TASK GOAL — Reproduce the material word for word; the images stay out.

GIVEN RECORDS —
......

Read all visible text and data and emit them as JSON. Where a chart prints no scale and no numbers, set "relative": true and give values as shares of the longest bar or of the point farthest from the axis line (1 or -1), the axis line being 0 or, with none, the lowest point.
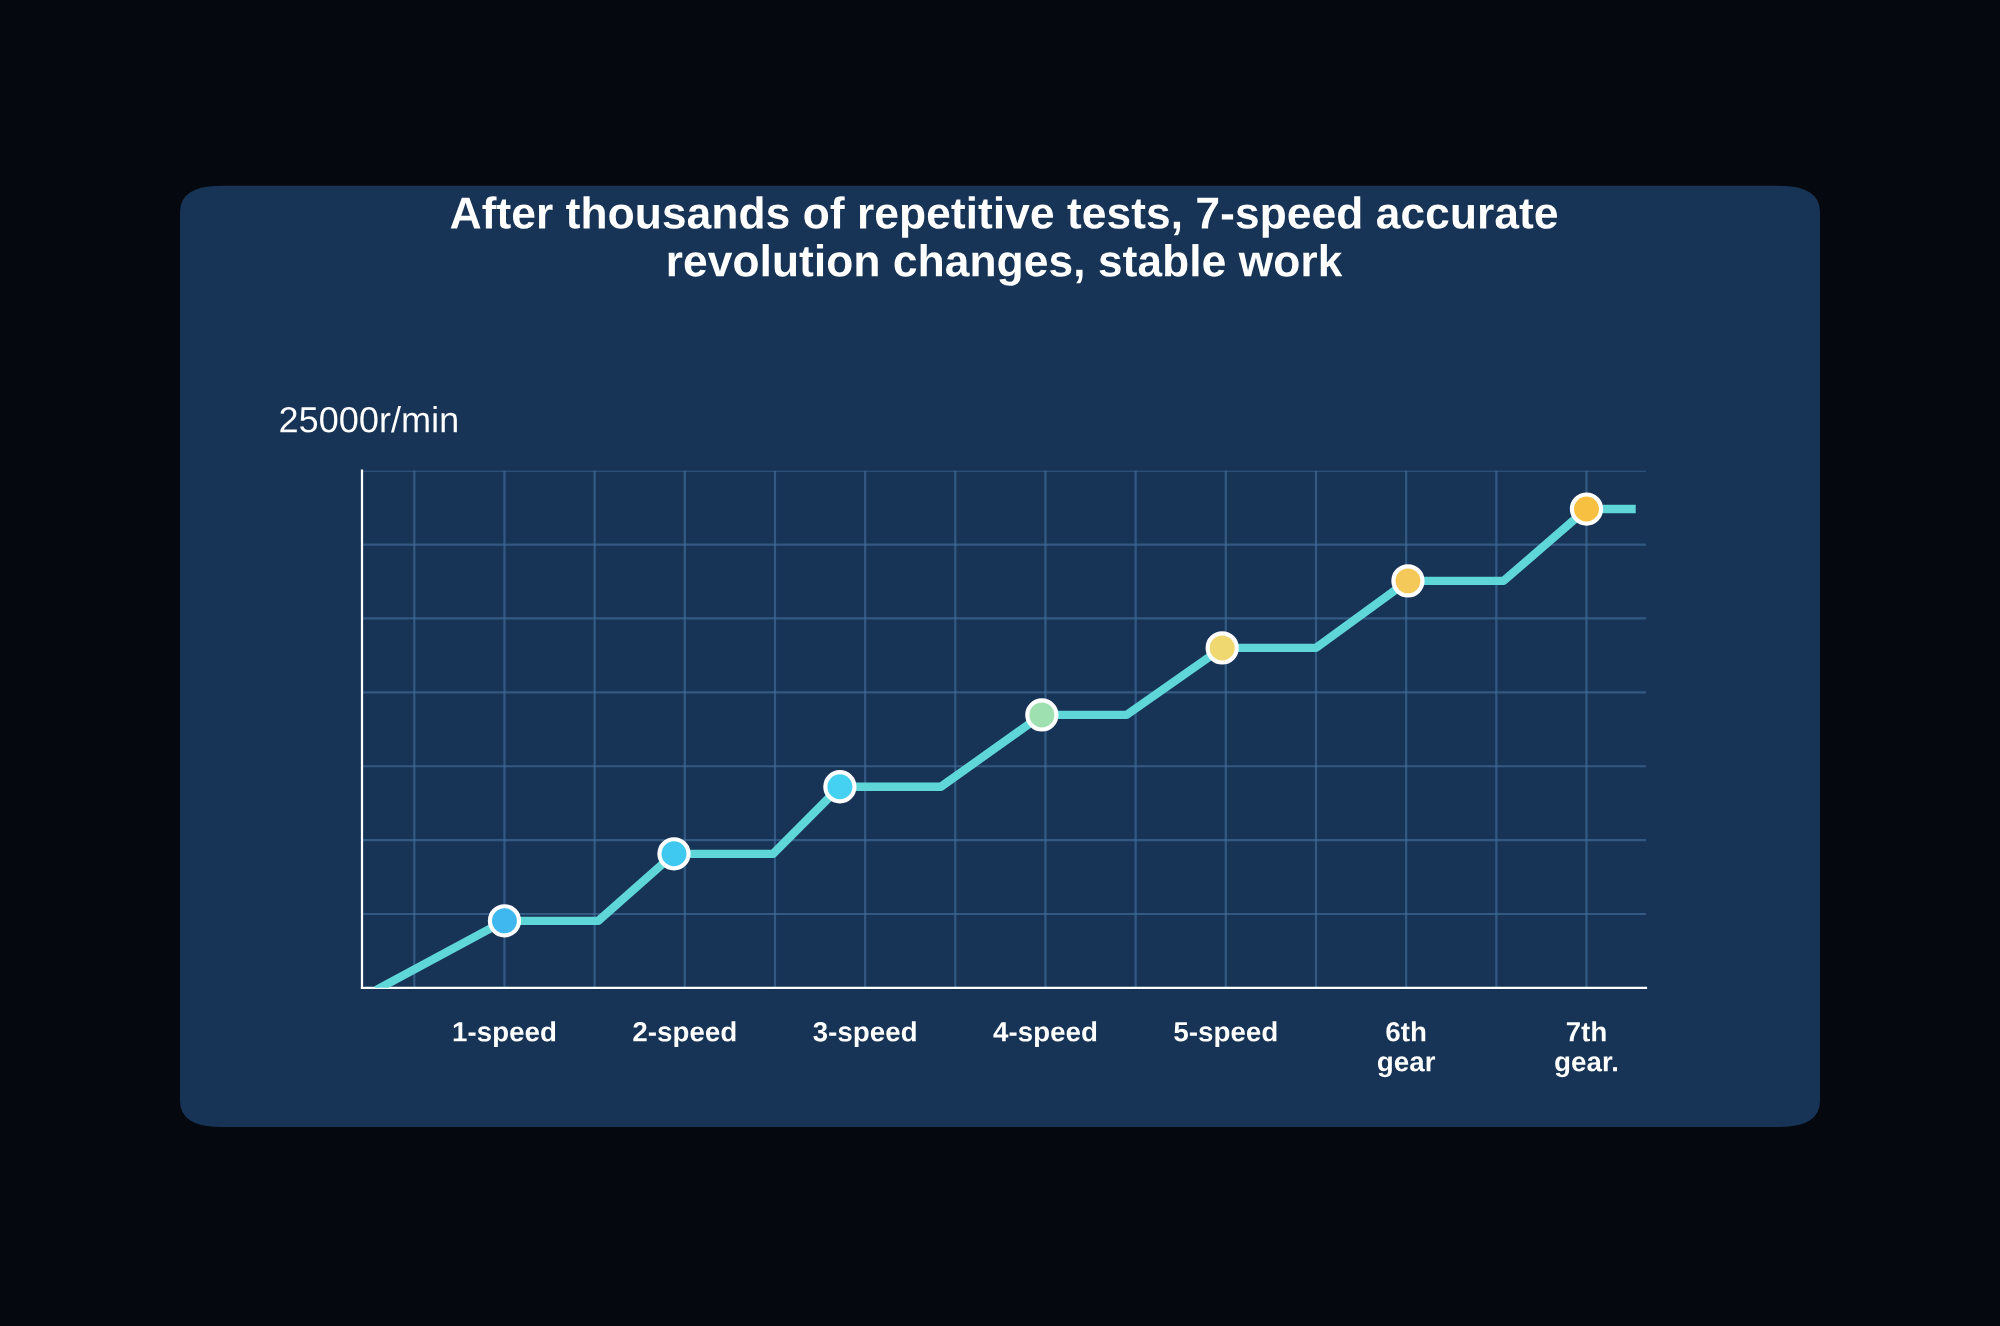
{
  "chart_data": {
    "type": "line",
    "title": "After thousands of repetitive tests, 7-speed accurate\nrevolution changes, stable work",
    "ylabel": "25000r/min",
    "relative": true,
    "grid": true,
    "xlim": [
      0.21,
      7.33
    ],
    "xticks": [
      {
        "value": 1,
        "label": "1-speed"
      },
      {
        "value": 2,
        "label": "2-speed"
      },
      {
        "value": 3,
        "label": "3-speed"
      },
      {
        "value": 4,
        "label": "4-speed"
      },
      {
        "value": 5,
        "label": "5-speed"
      },
      {
        "value": 6,
        "label": "6th\ngear"
      },
      {
        "value": 7,
        "label": "7th\ngear."
      }
    ],
    "series": [
      {
        "color": "#5fd6d8",
        "marker": "none",
        "x": [
          0.31,
          1,
          1.52,
          1.94,
          2.49,
          2.86,
          3.42,
          3.98,
          4.45,
          4.98,
          5.5,
          6.01,
          6.54,
          7,
          7.25
        ],
        "values": [
          0,
          0.14,
          0.14,
          0.28,
          0.28,
          0.42,
          0.42,
          0.57,
          0.57,
          0.71,
          0.71,
          0.85,
          0.85,
          1.0,
          1.0
        ]
      },
      {
        "type": "scatter",
        "marker": "circle",
        "x": [
          1,
          1.94,
          2.86,
          3.98,
          4.98,
          6.01,
          7
        ],
        "values": [
          0.14,
          0.28,
          0.42,
          0.57,
          0.71,
          0.85,
          1.0
        ],
        "colors": [
          "#3fb8f0",
          "#3fc8f0",
          "#45d2f2",
          "#9fe0b0",
          "#f0d870",
          "#f5c85a",
          "#f8c040"
        ]
      }
    ]
  }
}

......

EXERCISE RESULT —
Read all visible text and data and emit them as JSON. Where a chart prints no scale and no numbers, set "relative": true and give values as shares of the longest bar or of the point farthest from the axis line (1 or -1), the axis line being 0 or, with none, the lowest point.
{
  "chart_data": {
    "type": "line",
    "title": "After thousands of repetitive tests, 7-speed accurate\nrevolution changes, stable work",
    "ylabel": "25000r/min",
    "relative": true,
    "grid": true,
    "xlim": [
      0.21,
      7.33
    ],
    "xticks": [
      {
        "value": 1,
        "label": "1-speed"
      },
      {
        "value": 2,
        "label": "2-speed"
      },
      {
        "value": 3,
        "label": "3-speed"
      },
      {
        "value": 4,
        "label": "4-speed"
      },
      {
        "value": 5,
        "label": "5-speed"
      },
      {
        "value": 6,
        "label": "6th\ngear"
      },
      {
        "value": 7,
        "label": "7th\ngear."
      }
    ],
    "series": [
      {
        "color": "#5fd6d8",
        "marker": "none",
        "x": [
          0.31,
          1,
          1.52,
          1.94,
          2.49,
          2.86,
          3.42,
          3.98,
          4.45,
          4.98,
          5.5,
          6.01,
          6.54,
          7,
          7.25
        ],
        "values": [
          0,
          0.14,
          0.14,
          0.28,
          0.28,
          0.42,
          0.42,
          0.57,
          0.57,
          0.71,
          0.71,
          0.85,
          0.85,
          1.0,
          1.0
        ]
      },
      {
        "type": "scatter",
        "marker": "circle",
        "x": [
          1,
          1.94,
          2.86,
          3.98,
          4.98,
          6.01,
          7
        ],
        "values": [
          0.14,
          0.28,
          0.42,
          0.57,
          0.71,
          0.85,
          1.0
        ],
        "colors": [
          "#3fb8f0",
          "#3fc8f0",
          "#45d2f2",
          "#9fe0b0",
          "#f0d870",
          "#f5c85a",
          "#f8c040"
        ]
      }
    ]
  }
}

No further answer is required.